Objective: Your answer should be one number: how many lines of the data include the string "code"?

Stored data:
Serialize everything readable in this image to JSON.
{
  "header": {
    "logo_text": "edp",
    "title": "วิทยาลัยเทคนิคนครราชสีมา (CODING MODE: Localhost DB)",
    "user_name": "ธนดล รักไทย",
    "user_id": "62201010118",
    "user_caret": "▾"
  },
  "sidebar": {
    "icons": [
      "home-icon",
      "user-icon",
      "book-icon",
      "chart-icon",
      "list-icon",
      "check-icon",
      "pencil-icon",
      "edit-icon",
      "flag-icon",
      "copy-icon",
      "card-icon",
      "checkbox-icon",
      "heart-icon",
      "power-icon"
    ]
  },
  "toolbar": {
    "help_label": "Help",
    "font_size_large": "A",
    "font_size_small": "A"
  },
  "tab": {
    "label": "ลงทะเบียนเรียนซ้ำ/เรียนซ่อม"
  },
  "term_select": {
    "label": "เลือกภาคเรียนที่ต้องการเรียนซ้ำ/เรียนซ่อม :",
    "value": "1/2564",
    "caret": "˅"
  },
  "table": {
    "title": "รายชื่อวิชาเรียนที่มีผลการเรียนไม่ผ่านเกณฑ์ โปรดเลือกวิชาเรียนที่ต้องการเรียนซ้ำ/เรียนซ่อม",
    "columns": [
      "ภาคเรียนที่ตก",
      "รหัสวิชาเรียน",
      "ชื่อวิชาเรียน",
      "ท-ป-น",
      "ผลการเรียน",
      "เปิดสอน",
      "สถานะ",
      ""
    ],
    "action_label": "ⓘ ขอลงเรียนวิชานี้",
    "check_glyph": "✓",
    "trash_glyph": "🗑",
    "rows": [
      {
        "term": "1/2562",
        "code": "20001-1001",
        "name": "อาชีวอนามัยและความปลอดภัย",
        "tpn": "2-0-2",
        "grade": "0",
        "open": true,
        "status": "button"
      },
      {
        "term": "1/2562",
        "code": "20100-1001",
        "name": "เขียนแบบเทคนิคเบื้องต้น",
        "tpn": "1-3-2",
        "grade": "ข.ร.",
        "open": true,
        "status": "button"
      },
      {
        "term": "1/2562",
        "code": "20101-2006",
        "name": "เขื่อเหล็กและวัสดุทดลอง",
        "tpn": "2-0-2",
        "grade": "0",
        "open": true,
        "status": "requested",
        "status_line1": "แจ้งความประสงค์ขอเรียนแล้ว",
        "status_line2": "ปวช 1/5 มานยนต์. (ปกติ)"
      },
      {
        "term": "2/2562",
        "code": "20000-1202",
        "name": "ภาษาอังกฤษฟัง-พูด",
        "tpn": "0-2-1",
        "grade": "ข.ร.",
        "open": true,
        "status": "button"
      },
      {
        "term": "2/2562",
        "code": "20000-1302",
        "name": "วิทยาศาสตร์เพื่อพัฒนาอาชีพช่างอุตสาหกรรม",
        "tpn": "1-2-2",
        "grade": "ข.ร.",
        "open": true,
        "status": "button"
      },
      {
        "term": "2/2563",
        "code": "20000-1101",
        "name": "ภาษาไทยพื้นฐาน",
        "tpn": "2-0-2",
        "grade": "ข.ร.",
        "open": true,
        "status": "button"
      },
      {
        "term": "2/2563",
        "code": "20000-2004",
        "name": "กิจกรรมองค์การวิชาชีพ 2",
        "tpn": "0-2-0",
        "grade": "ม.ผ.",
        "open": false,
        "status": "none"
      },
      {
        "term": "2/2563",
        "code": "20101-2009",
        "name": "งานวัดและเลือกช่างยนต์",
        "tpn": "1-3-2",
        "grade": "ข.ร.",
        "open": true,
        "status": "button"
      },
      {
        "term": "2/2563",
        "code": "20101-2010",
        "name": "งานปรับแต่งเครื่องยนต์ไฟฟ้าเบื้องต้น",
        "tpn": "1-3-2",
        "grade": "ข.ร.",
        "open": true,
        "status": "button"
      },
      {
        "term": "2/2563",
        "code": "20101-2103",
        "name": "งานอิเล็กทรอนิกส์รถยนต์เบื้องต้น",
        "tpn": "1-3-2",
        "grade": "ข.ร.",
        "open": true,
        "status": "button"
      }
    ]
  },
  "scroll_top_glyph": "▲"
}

Problem solution: 10